### Exercise requirements
Copy the Mong Kok passage between "Since I never" and "is the sky.", inclusive, swapping every "laundry" for "washing".

───── Excerpted text

Chapter 1 – Lost in Mong Kok

January 14, 2005.  It was a bright and clear day in Hong Kong.  I was driving for the first time in my life a Caterham Super Seven. This thirty-year old car was lent to me by the boss of the Hong Kong Automobile Association for a photo shoot.    “It doesn’t have a windshield.  Did you bring goggles?” he asked me when he handed me the keys.  I hadn’t.

Since I never drive in Hong Kong, I promptly lost my way on one of the many side streets of a district called Mong Kok.  These streets are narrow and lined with small stores whose wares spill out onto the sidewalks.  Peering into the stores you see golden buddhas under red lights; more often than not, the buddhas' shiny foreheads reflect the bluish image of an always-on television.  Looking up, you see laundry fluttering in the wind and television antennas erratically stabbing at the laundry.  You also see air conditioners perspiring in an effort to provide a touch of comfort to the crowded inhabitants of Mong Kok.  What you don’t see is the sky.

──────────
───── Information provided

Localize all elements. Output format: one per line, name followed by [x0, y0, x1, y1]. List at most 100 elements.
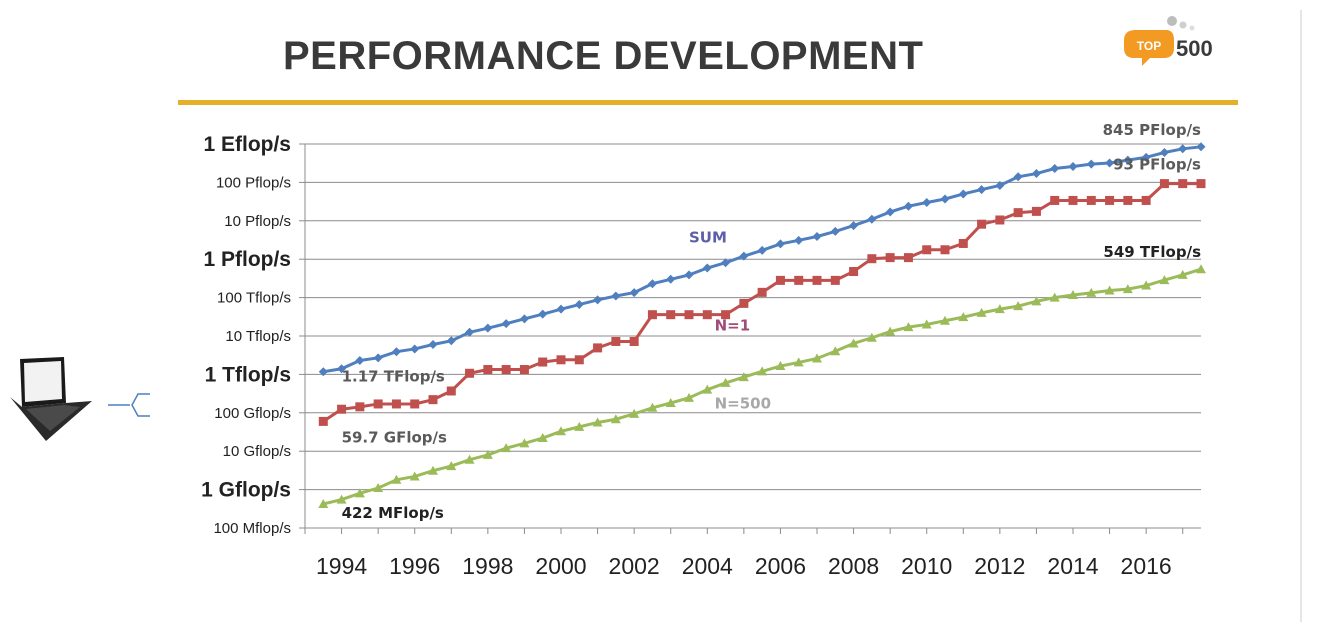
data-point [465, 327, 475, 337]
data-point [647, 279, 657, 289]
data-point [373, 483, 384, 493]
data-point [409, 471, 420, 481]
data-point [775, 361, 786, 371]
data-point [1122, 284, 1133, 294]
y-tick-label: 100 Pflop/s [216, 174, 291, 191]
annotation-label: 549 TFlop/s [1103, 243, 1201, 261]
data-point [1013, 301, 1024, 311]
data-point [373, 353, 383, 363]
series-line [322, 182, 1201, 423]
data-point [446, 461, 457, 471]
x-tick-label: 1996 [389, 553, 440, 579]
annotation-label: 59.7 GFlop/s [342, 428, 447, 446]
data-point [1141, 152, 1151, 162]
logo-dot-medium [1179, 21, 1187, 29]
data-point [757, 245, 767, 255]
annotation-label: SUM [689, 229, 727, 247]
chart-axes: 100 Mflop/s 1 Gflop/s 10 Gflop/s 100 Gflop/… [201, 133, 1201, 579]
data-point [1159, 275, 1170, 285]
data-point [1105, 195, 1115, 205]
data-point [849, 267, 859, 277]
data-point [519, 314, 529, 324]
data-point [1013, 172, 1023, 182]
data-point [464, 454, 475, 464]
data-point [428, 465, 438, 475]
data-point [501, 443, 512, 453]
data-point [519, 365, 529, 375]
data-point [720, 377, 731, 387]
annotation-label: 1.17 TFlop/s [342, 368, 445, 386]
data-point [903, 253, 913, 263]
data-point [610, 414, 621, 424]
data-point [556, 304, 566, 314]
data-point [574, 355, 584, 365]
data-point [921, 319, 932, 329]
data-point [592, 417, 603, 427]
data-point [1159, 148, 1169, 158]
data-point [391, 347, 401, 357]
data-point [593, 343, 603, 353]
data-point [812, 275, 822, 285]
series-n-500 [318, 264, 1206, 508]
data-point [812, 232, 822, 242]
data-point [391, 399, 401, 409]
data-point [940, 245, 950, 255]
data-point [1050, 195, 1060, 205]
data-point [647, 310, 657, 320]
data-point [410, 344, 420, 354]
data-point [1013, 208, 1023, 218]
data-point [1196, 264, 1206, 274]
data-point [867, 254, 877, 264]
data-point [318, 367, 328, 377]
y-tick-label: 1 Pflop/s [203, 248, 291, 271]
data-point [794, 235, 804, 245]
data-point [1177, 269, 1188, 279]
data-point [940, 194, 950, 204]
data-point [995, 215, 1005, 225]
data-point [885, 253, 895, 263]
data-point [848, 338, 859, 348]
data-point [885, 207, 895, 217]
logo-dot-small [1189, 25, 1195, 31]
connector-path [108, 393, 150, 417]
data-point [1031, 169, 1041, 179]
y-tick-label: 10 Gflop/s [223, 443, 291, 460]
data-point [721, 258, 731, 268]
data-point [647, 402, 658, 412]
data-point [1141, 280, 1152, 290]
data-point [666, 310, 676, 320]
data-point [337, 364, 347, 374]
data-point [483, 323, 493, 333]
data-point [922, 245, 932, 255]
data-point [337, 404, 347, 414]
data-point [574, 421, 585, 431]
series-n-1 [318, 179, 1206, 426]
y-tick-label: 100 Tflop/s [217, 290, 291, 307]
top500-logo: TOP 500 [1124, 16, 1213, 66]
data-point [354, 488, 365, 498]
data-point [538, 309, 548, 319]
data-point [794, 275, 804, 285]
data-point [1141, 195, 1151, 205]
y-tick-label: 10 Tflop/s [225, 328, 291, 345]
data-point [336, 494, 347, 504]
annotation-label: 93 PFlop/s [1113, 156, 1201, 174]
data-point [501, 319, 511, 329]
data-point [739, 298, 749, 308]
data-point [556, 426, 566, 436]
data-point [446, 386, 456, 396]
data-point [537, 433, 548, 443]
data-point [611, 291, 621, 301]
data-point [556, 355, 566, 365]
data-point [355, 356, 365, 366]
x-tick-label: 2016 [1121, 553, 1172, 579]
logo-orange-bubble [1124, 30, 1174, 66]
data-point [830, 226, 840, 236]
data-point [702, 384, 713, 394]
data-point [1068, 289, 1078, 299]
data-point [1105, 158, 1115, 168]
data-point [483, 365, 493, 375]
annotation-label: N=1 [715, 316, 751, 334]
data-point [355, 402, 365, 412]
data-point [538, 357, 548, 367]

──────────

### Reply
Since I never drive in Hong Kong, I promptly lost my way on one of the many side streets of a district called Mong Kok.  These streets are narrow and lined with small stores whose wares spill out onto the sidewalks.  Peering into the stores you see golden buddhas under red lights; more often than not, the buddhas' shiny foreheads reflect the bluish image of an always-on television.  Looking up, you see washing fluttering in the wind and television antennas erratically stabbing at the washing.  You also see air conditioners perspiring in an effort to provide a touch of comfort to the crowded inhabitants of Mong Kok.  What you don’t see is the sky.